→ Requirement
In the data that follows, find each line containing "minP" and copy it.

→ Excerpted records
=== Section Start ===

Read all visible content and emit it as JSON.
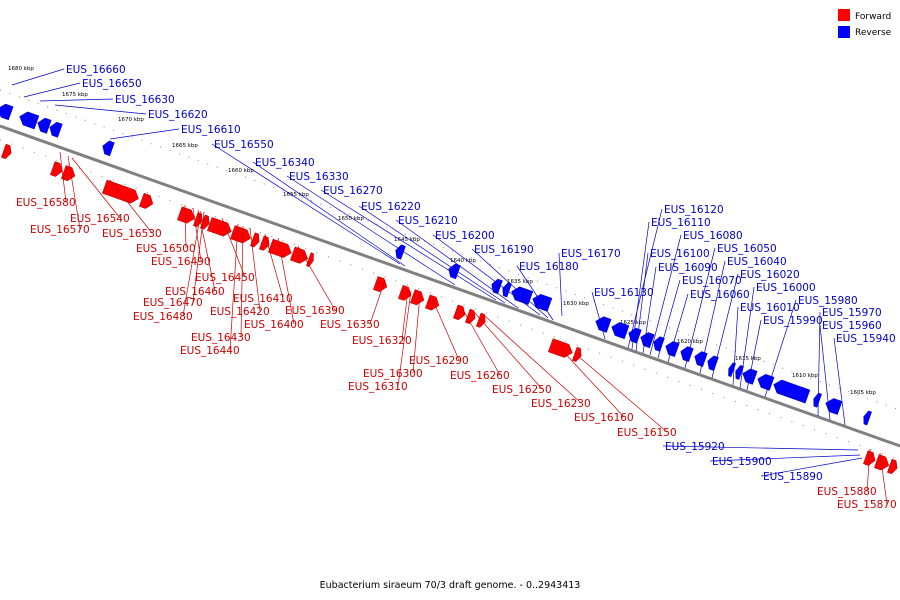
{
  "caption": "Eubacterium siraeum 70/3 draft genome. - 0..2943413",
  "legend": {
    "forward": {
      "label": "Forward",
      "color": "#ff0000"
    },
    "reverse": {
      "label": "Reverse",
      "color": "#0000ff"
    }
  },
  "colors": {
    "forward_label": "#cc0000",
    "reverse_label": "#0000cc",
    "axis": "#808080"
  },
  "ticks": [
    "1680 kbp",
    "1675 kbp",
    "1670 kbp",
    "1665 kbp",
    "1660 kbp",
    "1655 kbp",
    "1650 kbp",
    "1645 kbp",
    "1640 kbp",
    "1635 kbp",
    "1630 kbp",
    "1625 kbp",
    "1620 kbp",
    "1615 kbp",
    "1610 kbp",
    "1605 kbp"
  ],
  "reverse_genes": [
    "EUS_16660",
    "EUS_16650",
    "EUS_16630",
    "EUS_16620",
    "EUS_16610",
    "EUS_16550",
    "EUS_16340",
    "EUS_16330",
    "EUS_16270",
    "EUS_16220",
    "EUS_16210",
    "EUS_16200",
    "EUS_16190",
    "EUS_16180",
    "EUS_16170",
    "EUS_16130",
    "EUS_16120",
    "EUS_16110",
    "EUS_16100",
    "EUS_16090",
    "EUS_16080",
    "EUS_16070",
    "EUS_16060",
    "EUS_16050",
    "EUS_16040",
    "EUS_16020",
    "EUS_16010",
    "EUS_16000",
    "EUS_15990",
    "EUS_15980",
    "EUS_15970",
    "EUS_15960",
    "EUS_15940",
    "EUS_15920",
    "EUS_15900",
    "EUS_15890"
  ],
  "forward_genes": [
    "EUS_16580",
    "EUS_16570",
    "EUS_16540",
    "EUS_16530",
    "EUS_16500",
    "EUS_16490",
    "EUS_16460",
    "EUS_16480",
    "EUS_16470",
    "EUS_16450",
    "EUS_16440",
    "EUS_16430",
    "EUS_16420",
    "EUS_16410",
    "EUS_16400",
    "EUS_16390",
    "EUS_16350",
    "EUS_16320",
    "EUS_16310",
    "EUS_16300",
    "EUS_16290",
    "EUS_16260",
    "EUS_16250",
    "EUS_16230",
    "EUS_16160",
    "EUS_16150",
    "EUS_15880",
    "EUS_15870"
  ]
}
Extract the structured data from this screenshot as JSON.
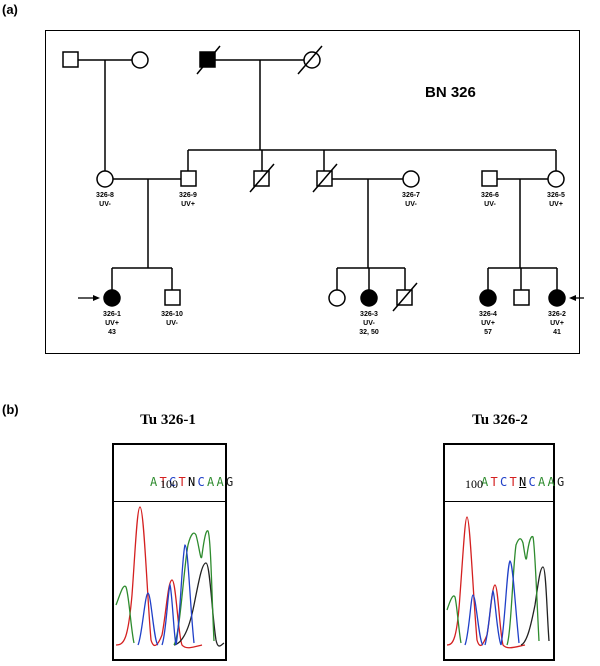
{
  "panels": {
    "a": "(a)",
    "b": "(b)"
  },
  "family_id": "BN 326",
  "members": {
    "m326_8": "326-8\nUV-",
    "m326_9": "326-9\nUV+",
    "m326_7": "326-7\nUV-",
    "m326_6": "326-6\nUV-",
    "m326_5": "326-5\nUV+",
    "m326_1": "326-1\nUV+\n43",
    "m326_10": "326-10\nUV-",
    "m326_3": "326-3\nUV-\n32, 50",
    "m326_4": "326-4\nUV+\n57",
    "m326_2": "326-2\nUV+\n41"
  },
  "tumors": [
    {
      "title": "Tu 326-1",
      "sequence": [
        "A",
        "T",
        "C",
        "T",
        "N",
        "C",
        "A",
        "A",
        "G"
      ],
      "position": "100"
    },
    {
      "title": "Tu 326-2",
      "sequence": [
        "A",
        "T",
        "C",
        "T",
        "N",
        "C",
        "A",
        "A",
        "G"
      ],
      "position": "100"
    }
  ],
  "colors": {
    "A": "#2e8b2e",
    "T": "#d42020",
    "C": "#2040c8",
    "G": "#222222",
    "N": "#000000"
  }
}
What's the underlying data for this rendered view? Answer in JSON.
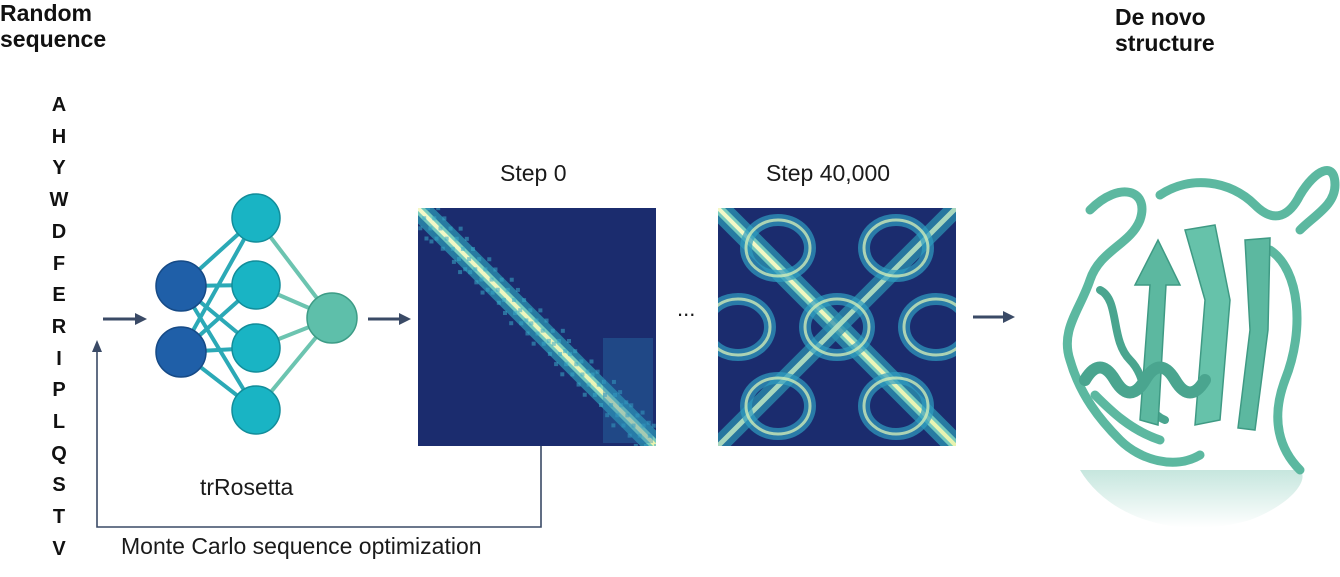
{
  "headings": {
    "random_sequence": [
      "Random",
      "sequence"
    ],
    "de_novo_structure": [
      "De novo",
      "structure"
    ]
  },
  "sequence": [
    "A",
    "H",
    "Y",
    "W",
    "D",
    "F",
    "E",
    "R",
    "I",
    "P",
    "L",
    "Q",
    "S",
    "T",
    "V"
  ],
  "network": {
    "label": "trRosetta",
    "colors": {
      "input": "#1f5fa8",
      "hidden": "#19b4c4",
      "output": "#5ebfaa",
      "edge": "#2ba9b6"
    }
  },
  "maps": [
    {
      "label": "Step 0"
    },
    {
      "label": "Step 40,000"
    }
  ],
  "ellipsis": "...",
  "loop_label": "Monte Carlo sequence optimization",
  "colors": {
    "arrow": "#3a4a66",
    "map_bg": "#1b2c6e",
    "protein": "#5cb8a0"
  }
}
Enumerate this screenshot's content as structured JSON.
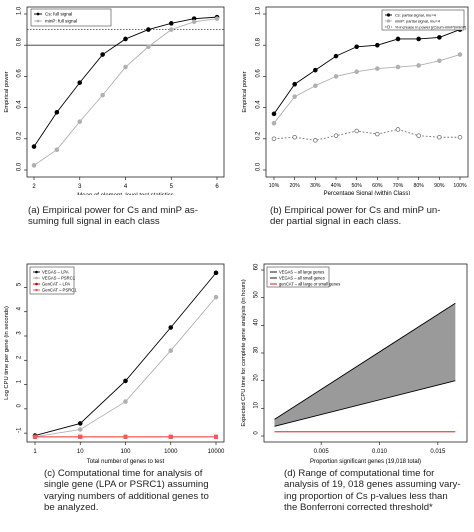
{
  "captions": {
    "a": "(a) Empirical power for Cs and minP as-\nsuming full signal in each class",
    "b": "(b) Empirical power for Cs and minP un-\nder partial signal in each class.",
    "c": "(c) Computational time for analysis of\nsingle gene (LPA or PSRC1) assuming\nvarying numbers of additional genes to\nbe analyzed.",
    "d": "(d) Range of computational time for\nanalysis of 19, 018 genes assuming vary-\ning proportion of Cs p-values less than\nthe Bonferroni corrected threshold*"
  },
  "chart_data": [
    {
      "id": "a",
      "type": "line",
      "xlabel": "Mean of element–level test statistics",
      "ylabel": "Empirical power",
      "xlim": [
        2,
        6
      ],
      "ylim": [
        0,
        1
      ],
      "xticks": [
        "2",
        "3",
        "4",
        "5",
        "6"
      ],
      "yticks": [
        "0.0",
        "0.2",
        "0.4",
        "0.6",
        "0.8",
        "1.0"
      ],
      "legend": [
        "Cs: full signal",
        "minP: full signal"
      ],
      "hlines": [
        0.8,
        0.9
      ],
      "series": [
        {
          "name": "Cs: full signal",
          "color": "#000000",
          "x": [
            2,
            2.5,
            3,
            3.5,
            4,
            4.5,
            5,
            5.5,
            6
          ],
          "y": [
            0.15,
            0.37,
            0.56,
            0.74,
            0.84,
            0.9,
            0.94,
            0.97,
            0.98
          ]
        },
        {
          "name": "minP: full signal",
          "color": "#b0b0b0",
          "x": [
            2,
            2.5,
            3,
            3.5,
            4,
            4.5,
            5,
            5.5,
            6
          ],
          "y": [
            0.03,
            0.13,
            0.31,
            0.48,
            0.66,
            0.79,
            0.9,
            0.95,
            0.97
          ]
        }
      ]
    },
    {
      "id": "b",
      "type": "line",
      "xlabel": "Percentage Signal (within Class)",
      "ylabel": "Empirical power",
      "ylim": [
        0,
        1
      ],
      "categories": [
        "10%",
        "20%",
        "30%",
        "40%",
        "50%",
        "60%",
        "70%",
        "80%",
        "90%",
        "100%"
      ],
      "yticks": [
        "0.0",
        "0.2",
        "0.4",
        "0.6",
        "0.8",
        "1.0"
      ],
      "legend": [
        "Cs: partial signal, mu=4",
        "minP: partial signal, mu=4",
        "% increase in power [(Csum-minP)/minP]"
      ],
      "series": [
        {
          "name": "Cs: partial signal, mu=4",
          "color": "#000000",
          "values": [
            0.36,
            0.55,
            0.64,
            0.73,
            0.79,
            0.8,
            0.84,
            0.84,
            0.85,
            0.9
          ]
        },
        {
          "name": "minP: partial signal, mu=4",
          "color": "#b0b0b0",
          "values": [
            0.3,
            0.47,
            0.54,
            0.6,
            0.63,
            0.65,
            0.66,
            0.67,
            0.7,
            0.74
          ]
        },
        {
          "name": "% increase in power [(Csum-minP)/minP]",
          "color": "#777777",
          "values": [
            0.2,
            0.21,
            0.19,
            0.22,
            0.25,
            0.23,
            0.26,
            0.22,
            0.21,
            0.21
          ]
        }
      ]
    },
    {
      "id": "c",
      "type": "line",
      "xlabel": "Total number of genes to test",
      "ylabel": "Log CPU time per gene (in seconds)",
      "xscale": "log",
      "categories": [
        "1",
        "10",
        "100",
        "1000",
        "10000"
      ],
      "ylim": [
        -1.2,
        5.8
      ],
      "yticks": [
        "-1",
        "0",
        "1",
        "2",
        "3",
        "4",
        "5"
      ],
      "legend": [
        "VEGAS – LPA",
        "VEGAS – PSRC1",
        "GenCAT – LPA",
        "GenCAT – PSRC1"
      ],
      "series": [
        {
          "name": "VEGAS – LPA",
          "color": "#000000",
          "values": [
            -1.1,
            -0.6,
            1.15,
            3.35,
            5.6
          ]
        },
        {
          "name": "VEGAS – PSRC1",
          "color": "#b0b0b0",
          "values": [
            -1.15,
            -0.85,
            0.3,
            2.4,
            4.6
          ]
        },
        {
          "name": "GenCAT – LPA",
          "color": "#cc0000",
          "values": [
            -1.15,
            -1.15,
            -1.15,
            -1.15,
            -1.15
          ]
        },
        {
          "name": "GenCAT – PSRC1",
          "color": "#ff5555",
          "values": [
            -1.15,
            -1.15,
            -1.15,
            -1.15,
            -1.15
          ]
        }
      ]
    },
    {
      "id": "d",
      "type": "area",
      "xlabel": "Proportion significant genes (19,018 total)",
      "ylabel": "Expected CPU time for complete gene analysis (in hours)",
      "xlim": [
        0.0001,
        0.0175
      ],
      "ylim": [
        0,
        60
      ],
      "xticks": [
        "0.005",
        "0.010",
        "0.015"
      ],
      "yticks": [
        "0",
        "10",
        "20",
        "30",
        "40",
        "50",
        "60"
      ],
      "legend": [
        "VEGAS – all large genes",
        "VEGAS – all small genes",
        "genCAT – all large or small genes"
      ],
      "series": [
        {
          "name": "VEGAS – all large genes",
          "color": "#000000",
          "x": [
            0.001,
            0.0165
          ],
          "y": [
            6,
            48
          ]
        },
        {
          "name": "VEGAS – all small genes",
          "color": "#000000",
          "x": [
            0.001,
            0.0165
          ],
          "y": [
            3.5,
            20
          ]
        },
        {
          "name": "genCAT – all large or small genes",
          "color": "#cc0000",
          "x": [
            0.001,
            0.0165
          ],
          "y": [
            1.5,
            1.5
          ]
        }
      ]
    }
  ]
}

=== Section End ===

→ Solution to the problem
    "a": "(a) Empirical power for Cs and minP as-\nsuming full signal in each class",
    "b": "(b) Empirical power for Cs and minP un-\nder partial signal in each class.",
        "minP: full signal"
          "name": "minP: full signal",
        "minP: partial signal, mu=4",
        "% increase in power [(Csum-minP)/minP]"
          "name": "minP: partial signal, mu=4",
          "name": "% increase in power [(Csum-minP)/minP]",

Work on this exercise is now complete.